* **SUPPLIED DATA**
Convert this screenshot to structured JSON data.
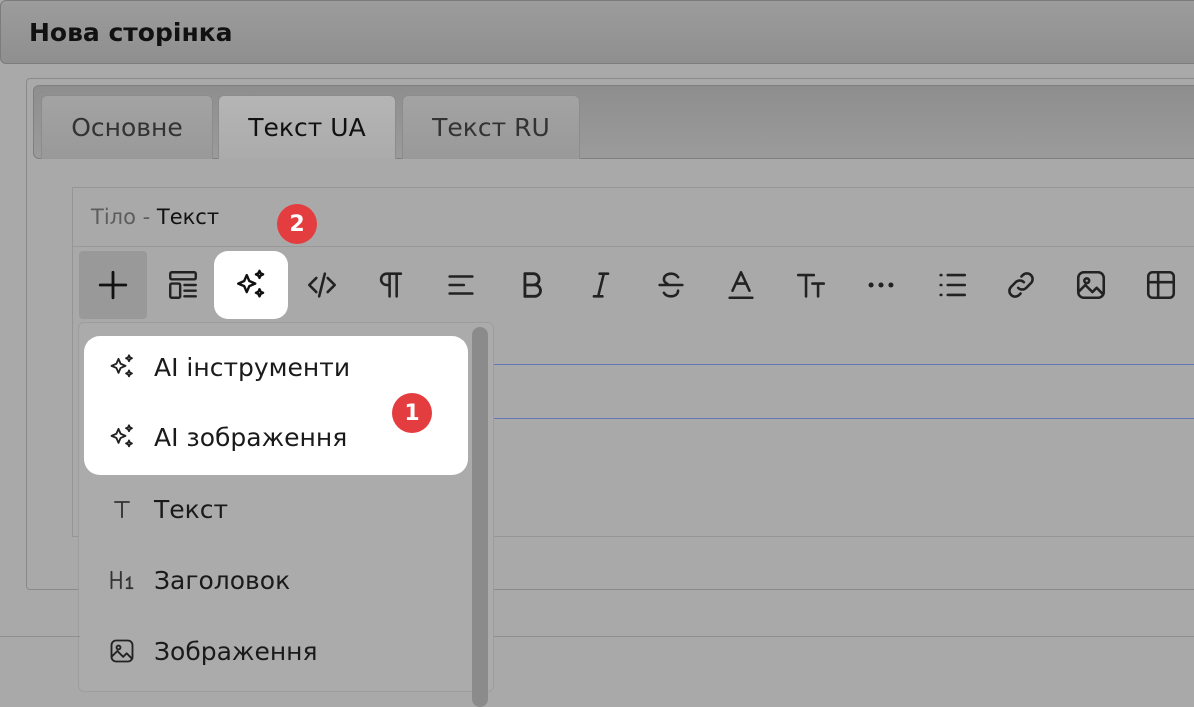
{
  "page": {
    "title": "Нова сторінка"
  },
  "tabs": [
    {
      "label": "Основне",
      "active": false
    },
    {
      "label": "Текст UA",
      "active": true
    },
    {
      "label": "Текст RU",
      "active": false
    }
  ],
  "editor": {
    "label_prefix": "Тіло",
    "label_sep": " - ",
    "label_main": "Текст",
    "toolbar": [
      {
        "name": "plus-icon"
      },
      {
        "name": "blocks-icon"
      },
      {
        "name": "sparkles-icon"
      },
      {
        "name": "code-icon"
      },
      {
        "name": "paragraph-icon"
      },
      {
        "name": "align-left-icon"
      },
      {
        "name": "bold-icon"
      },
      {
        "name": "italic-icon"
      },
      {
        "name": "strikethrough-icon"
      },
      {
        "name": "font-color-icon"
      },
      {
        "name": "font-size-icon"
      },
      {
        "name": "more-icon"
      },
      {
        "name": "list-icon"
      },
      {
        "name": "link-icon"
      },
      {
        "name": "image-icon"
      },
      {
        "name": "table-icon"
      }
    ]
  },
  "menu": {
    "items": [
      {
        "label": "AI інструменти",
        "icon": "sparkles-icon"
      },
      {
        "label": "AI зображення",
        "icon": "sparkles-icon"
      },
      {
        "label": "Текст",
        "icon": "text-icon"
      },
      {
        "label": "Заголовок",
        "icon": "heading-icon"
      },
      {
        "label": "Зображення",
        "icon": "image-icon"
      }
    ]
  },
  "badges": {
    "one": "1",
    "two": "2"
  },
  "colors": {
    "badge": "#e43d3f",
    "highlight": "#ffffff",
    "line_accent": "#6276b8"
  }
}
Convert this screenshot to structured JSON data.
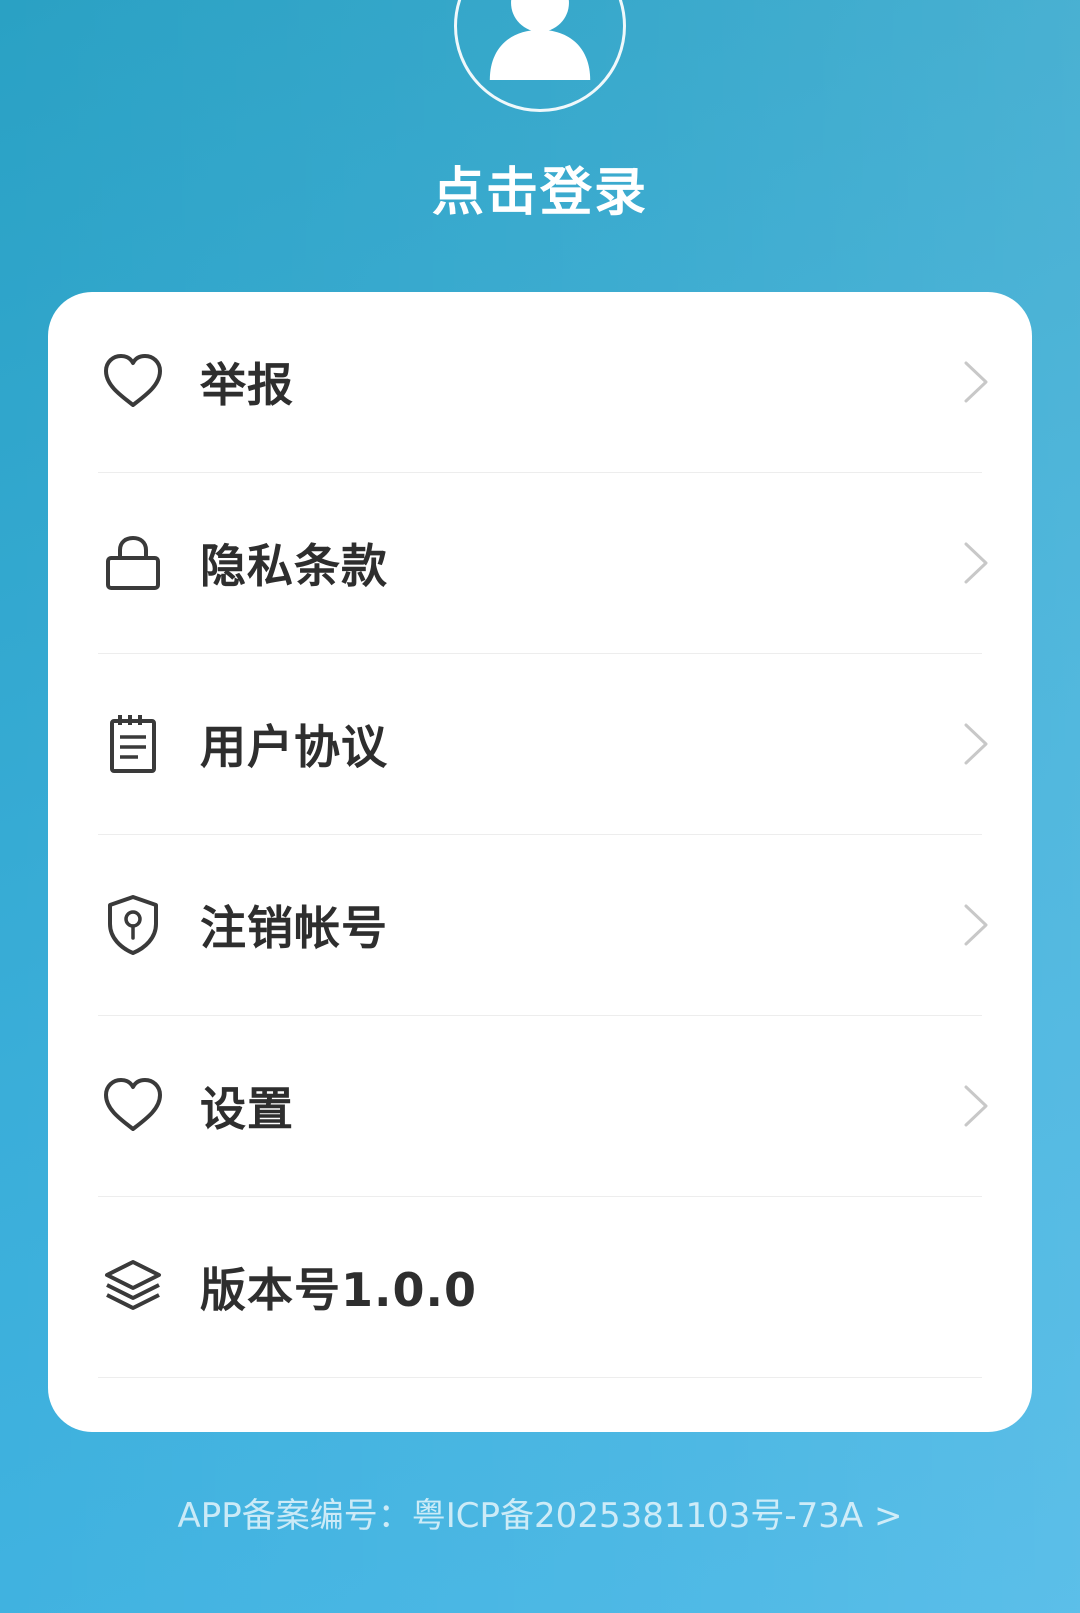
{
  "header": {
    "avatar_icon": "user-avatar-icon",
    "login_label": "点击登录"
  },
  "menu": {
    "items": [
      {
        "label": "举报",
        "icon": "heart-icon",
        "has_arrow": true
      },
      {
        "label": "隐私条款",
        "icon": "lock-icon",
        "has_arrow": true
      },
      {
        "label": "用户协议",
        "icon": "notepad-icon",
        "has_arrow": true
      },
      {
        "label": "注销帐号",
        "icon": "shield-key-icon",
        "has_arrow": true
      },
      {
        "label": "设置",
        "icon": "heart-icon",
        "has_arrow": true
      },
      {
        "label": "版本号1.0.0",
        "icon": "layers-icon",
        "has_arrow": false
      }
    ]
  },
  "footer": {
    "icp_text": "APP备案编号：粤ICP备2025381103号-73A >"
  },
  "colors": {
    "background_start": "#2aa1c4",
    "background_end": "#45b6e6",
    "card": "#ffffff",
    "label_text": "#2e2e2e",
    "chevron": "#c8c8c8"
  }
}
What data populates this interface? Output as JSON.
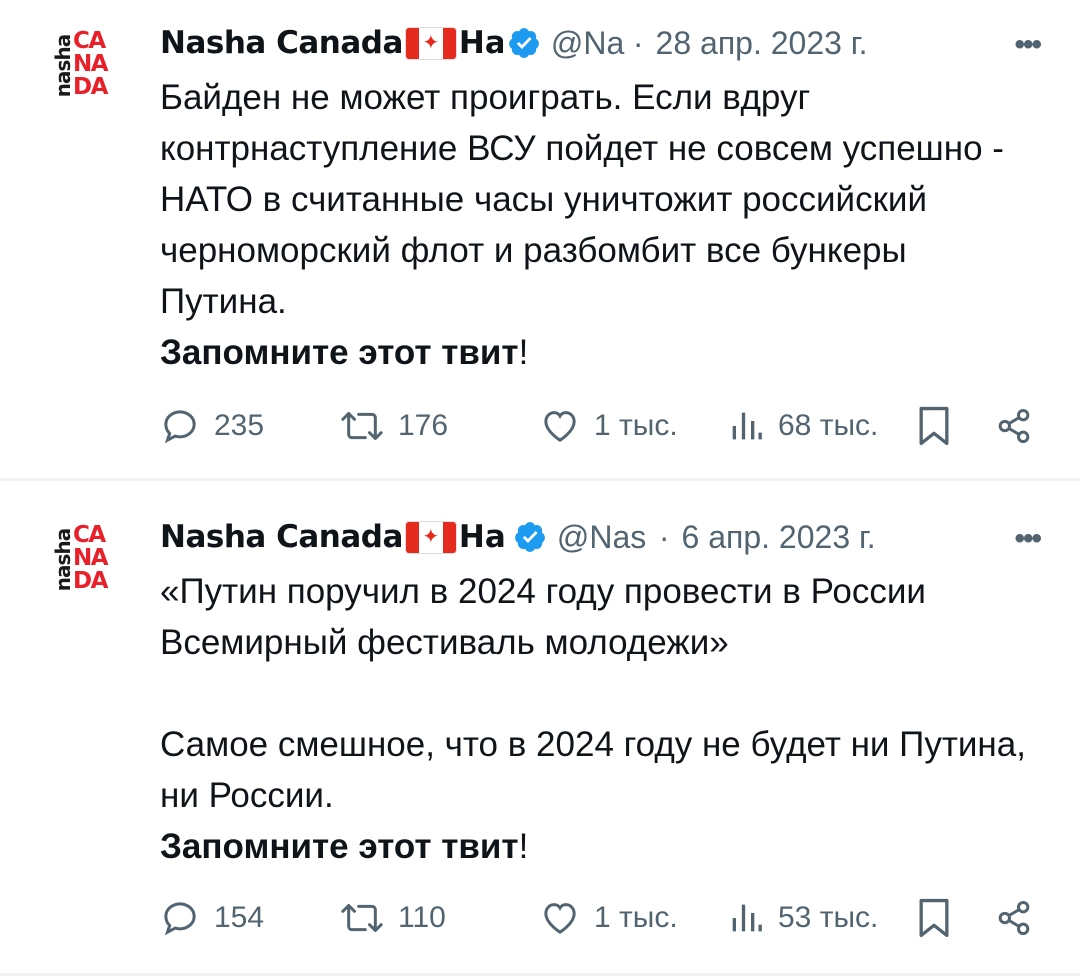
{
  "tweets": [
    {
      "avatar": {
        "side_text": "nasha",
        "main_lines": [
          "CA",
          "NA",
          "DA"
        ]
      },
      "author": {
        "name": "Nasha Canada",
        "name_tail": "На",
        "flag": "canada-flag",
        "verified": true
      },
      "handle": "@Nas",
      "separator": "·",
      "date": "28 апр. 2023 г.",
      "more": "•••",
      "text": "Байден не может проиграть. Если вдруг контрнаступление ВСУ пойдет не совсем успешно - НАТО в считанные часы уничтожит российский черноморский флот и разбомбит все бункеры Путина.",
      "emphasis": "Запомните этот твит",
      "emphasis_tail": "!",
      "stats": {
        "replies": "235",
        "retweets": "176",
        "likes": "1 тыс.",
        "views": "68 тыс."
      }
    },
    {
      "avatar": {
        "side_text": "nasha",
        "main_lines": [
          "CA",
          "NA",
          "DA"
        ]
      },
      "author": {
        "name": "Nasha Canada",
        "name_tail": "На",
        "flag": "canada-flag",
        "verified": true
      },
      "handle": "@Nas",
      "separator": "·",
      "date": "6 апр. 2023 г.",
      "more": "•••",
      "text": "«Путин поручил в 2024 году провести в России Всемирный фестиваль молодежи»\n\nСамое смешное, что в 2024 году не будет ни Путина, ни России.",
      "emphasis": "Запомните этот твит",
      "emphasis_tail": "!",
      "stats": {
        "replies": "154",
        "retweets": "110",
        "likes": "1 тыс.",
        "views": "53 тыс."
      }
    }
  ],
  "colors": {
    "text": "#0f1419",
    "secondary": "#536471",
    "verified": "#1d9bf0",
    "logo_red": "#e8202a",
    "divider": "#eff3f4"
  }
}
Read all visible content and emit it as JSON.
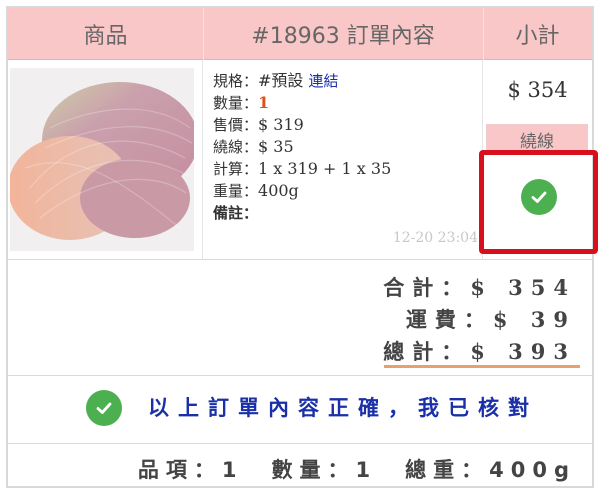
{
  "header": {
    "col_product": "商品",
    "col_order": "#18963 訂單內容",
    "col_subtotal": "小計"
  },
  "item": {
    "spec_label": "規格：",
    "spec_value": "#預設",
    "spec_link": "連結",
    "qty_label": "數量：",
    "qty_value": "1",
    "price_label": "售價：",
    "price_value": "$ 319",
    "winding_label": "繞線：",
    "winding_value": "$ 35",
    "calc_label": "計算：",
    "calc_value": "1 x 319 + 1 x 35",
    "weight_label": "重量：",
    "weight_value": "400g",
    "note_label": "備註：",
    "timestamp": "12-20 23:04",
    "subtotal": "$ 354",
    "winding_tag": "繞線"
  },
  "totals": {
    "sum_label": "合計：",
    "sum_value": "$ 354",
    "shipping_label": "運費：",
    "shipping_value": "$ 39",
    "grand_label": "總計：",
    "grand_value": "$ 393"
  },
  "confirm": {
    "text": "以上訂單內容正確，我已核對",
    "icon": "check-circle-icon"
  },
  "summary": {
    "text": "品項：1　數量：1　總重：400g"
  },
  "colors": {
    "header_bg": "#f9c7c7",
    "link": "#1a2fa8",
    "qty": "#d9531e",
    "check": "#4db050",
    "highlight_box": "#d80f1c",
    "total_underline": "#e8a06d"
  }
}
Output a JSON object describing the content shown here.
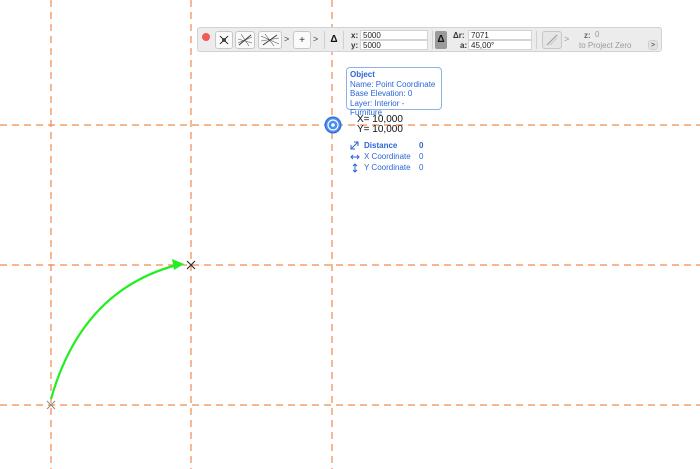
{
  "toolbar": {
    "x_label": "x:",
    "x_value": "5000",
    "y_label": "y:",
    "y_value": "5000",
    "dr_label": "Δr:",
    "dr_value": "7071",
    "a_label": "a:",
    "a_value": "45,00°",
    "z_label": "z:",
    "z_value": "0",
    "project_zero_label": "to Project Zero",
    "delta_symbol": "Δ",
    "plus_symbol": "+",
    "chevron": ">"
  },
  "object_tooltip": {
    "title": "Object",
    "name": "Name: Point Coordinate",
    "base_elevation": "Base Elevation: 0",
    "layer": "Layer: Interior - Furniture"
  },
  "coordinate_readout": {
    "x": "X= 10,000",
    "y": "Y= 10,000"
  },
  "measurements": [
    {
      "label": "Distance",
      "value": "0",
      "icon": "diagonal-arrow-icon"
    },
    {
      "label": "X Coordinate",
      "value": "0",
      "icon": "horizontal-arrow-icon"
    },
    {
      "label": "Y Coordinate",
      "value": "0",
      "icon": "vertical-arrow-icon"
    }
  ],
  "colors": {
    "grid_line": "#f08a4b",
    "arrow": "#22ee22",
    "accent_blue": "#2a66d6",
    "close_button": "#f25a57"
  }
}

* **SHORT EXERCISE**
The data above should be repeated exactly, minus any pictures.

* **SOLUTION TO THE EXERCISE**
Convert this screenshot to structured JSON data.
{
  "page": {
    "title": "Нова сторінка"
  },
  "tabs": [
    {
      "label": "Основне",
      "active": false
    },
    {
      "label": "Текст UA",
      "active": true
    },
    {
      "label": "Текст RU",
      "active": false
    }
  ],
  "editor": {
    "label_prefix": "Тіло",
    "label_sep": " - ",
    "label_main": "Текст",
    "toolbar": [
      {
        "name": "plus-icon"
      },
      {
        "name": "blocks-icon"
      },
      {
        "name": "sparkles-icon"
      },
      {
        "name": "code-icon"
      },
      {
        "name": "paragraph-icon"
      },
      {
        "name": "align-left-icon"
      },
      {
        "name": "bold-icon"
      },
      {
        "name": "italic-icon"
      },
      {
        "name": "strikethrough-icon"
      },
      {
        "name": "font-color-icon"
      },
      {
        "name": "font-size-icon"
      },
      {
        "name": "more-icon"
      },
      {
        "name": "list-icon"
      },
      {
        "name": "link-icon"
      },
      {
        "name": "image-icon"
      },
      {
        "name": "table-icon"
      }
    ]
  },
  "menu": {
    "items": [
      {
        "label": "AI інструменти",
        "icon": "sparkles-icon"
      },
      {
        "label": "AI зображення",
        "icon": "sparkles-icon"
      },
      {
        "label": "Текст",
        "icon": "text-icon"
      },
      {
        "label": "Заголовок",
        "icon": "heading-icon"
      },
      {
        "label": "Зображення",
        "icon": "image-icon"
      }
    ]
  },
  "badges": {
    "one": "1",
    "two": "2"
  },
  "colors": {
    "badge": "#e43d3f",
    "highlight": "#ffffff",
    "line_accent": "#6276b8"
  }
}
Convert this screenshot to structured JSON data.
{
  "header": {
    "avatar_icon": "user-avatar-icon",
    "login_label": "点击登录"
  },
  "menu": {
    "items": [
      {
        "label": "举报",
        "icon": "heart-icon",
        "has_arrow": true
      },
      {
        "label": "隐私条款",
        "icon": "lock-icon",
        "has_arrow": true
      },
      {
        "label": "用户协议",
        "icon": "notepad-icon",
        "has_arrow": true
      },
      {
        "label": "注销帐号",
        "icon": "shield-key-icon",
        "has_arrow": true
      },
      {
        "label": "设置",
        "icon": "heart-icon",
        "has_arrow": true
      },
      {
        "label": "版本号1.0.0",
        "icon": "layers-icon",
        "has_arrow": false
      }
    ]
  },
  "footer": {
    "icp_text": "APP备案编号：粤ICP备2025381103号-73A >"
  },
  "colors": {
    "background_start": "#2aa1c4",
    "background_end": "#45b6e6",
    "card": "#ffffff",
    "label_text": "#2e2e2e",
    "chevron": "#c8c8c8"
  }
}
What data populates this interface? Output as JSON.
{
  "tweets": [
    {
      "avatar": {
        "side_text": "nasha",
        "main_lines": [
          "CA",
          "NA",
          "DA"
        ]
      },
      "author": {
        "name": "Nasha Canada",
        "name_tail": "На",
        "flag": "canada-flag",
        "verified": true
      },
      "handle": "@Nas",
      "separator": "·",
      "date": "28 апр. 2023 г.",
      "more": "•••",
      "text": "Байден не может проиграть. Если вдруг контрнаступление ВСУ пойдет не совсем успешно - НАТО в считанные часы уничтожит российский черноморский флот и разбомбит все бункеры Путина.",
      "emphasis": "Запомните этот твит",
      "emphasis_tail": "!",
      "stats": {
        "replies": "235",
        "retweets": "176",
        "likes": "1 тыс.",
        "views": "68 тыс."
      }
    },
    {
      "avatar": {
        "side_text": "nasha",
        "main_lines": [
          "CA",
          "NA",
          "DA"
        ]
      },
      "author": {
        "name": "Nasha Canada",
        "name_tail": "На",
        "flag": "canada-flag",
        "verified": true
      },
      "handle": "@Nas",
      "separator": "·",
      "date": "6 апр. 2023 г.",
      "more": "•••",
      "text": "«Путин поручил в 2024 году провести в России Всемирный фестиваль молодежи»\n\nСамое смешное, что в 2024 году не будет ни Путина, ни России.",
      "emphasis": "Запомните этот твит",
      "emphasis_tail": "!",
      "stats": {
        "replies": "154",
        "retweets": "110",
        "likes": "1 тыс.",
        "views": "53 тыс."
      }
    }
  ],
  "colors": {
    "text": "#0f1419",
    "secondary": "#536471",
    "verified": "#1d9bf0",
    "logo_red": "#e8202a",
    "divider": "#eff3f4"
  }
}
Read all visible content and emit it as JSON.
{
  "header": {
    "col_product": "商品",
    "col_order": "#18963 訂單內容",
    "col_subtotal": "小計"
  },
  "item": {
    "spec_label": "規格：",
    "spec_value": "#預設",
    "spec_link": "連結",
    "qty_label": "數量：",
    "qty_value": "1",
    "price_label": "售價：",
    "price_value": "$ 319",
    "winding_label": "繞線：",
    "winding_value": "$ 35",
    "calc_label": "計算：",
    "calc_value": "1 x 319 + 1 x 35",
    "weight_label": "重量：",
    "weight_value": "400g",
    "note_label": "備註：",
    "timestamp": "12-20 23:04",
    "subtotal": "$ 354",
    "winding_tag": "繞線"
  },
  "totals": {
    "sum_label": "合計：",
    "sum_value": "$ 354",
    "shipping_label": "運費：",
    "shipping_value": "$ 39",
    "grand_label": "總計：",
    "grand_value": "$ 393"
  },
  "confirm": {
    "text": "以上訂單內容正確，我已核對",
    "icon": "check-circle-icon"
  },
  "summary": {
    "text": "品項：1　數量：1　總重：400g"
  },
  "colors": {
    "header_bg": "#f9c7c7",
    "link": "#1a2fa8",
    "qty": "#d9531e",
    "check": "#4db050",
    "highlight_box": "#d80f1c",
    "total_underline": "#e8a06d"
  }
}
Output a JSON object describing the content shown here.
{
  "toolbar": {
    "x_label": "x:",
    "x_value": "5000",
    "y_label": "y:",
    "y_value": "5000",
    "dr_label": "Δr:",
    "dr_value": "7071",
    "a_label": "a:",
    "a_value": "45,00°",
    "z_label": "z:",
    "z_value": "0",
    "project_zero_label": "to Project Zero",
    "delta_symbol": "Δ",
    "plus_symbol": "+",
    "chevron": ">"
  },
  "object_tooltip": {
    "title": "Object",
    "name": "Name: Point Coordinate",
    "base_elevation": "Base Elevation: 0",
    "layer": "Layer: Interior - Furniture"
  },
  "coordinate_readout": {
    "x": "X= 10,000",
    "y": "Y= 10,000"
  },
  "measurements": [
    {
      "label": "Distance",
      "value": "0",
      "icon": "diagonal-arrow-icon"
    },
    {
      "label": "X Coordinate",
      "value": "0",
      "icon": "horizontal-arrow-icon"
    },
    {
      "label": "Y Coordinate",
      "value": "0",
      "icon": "vertical-arrow-icon"
    }
  ],
  "colors": {
    "grid_line": "#f08a4b",
    "arrow": "#22ee22",
    "accent_blue": "#2a66d6",
    "close_button": "#f25a57"
  }
}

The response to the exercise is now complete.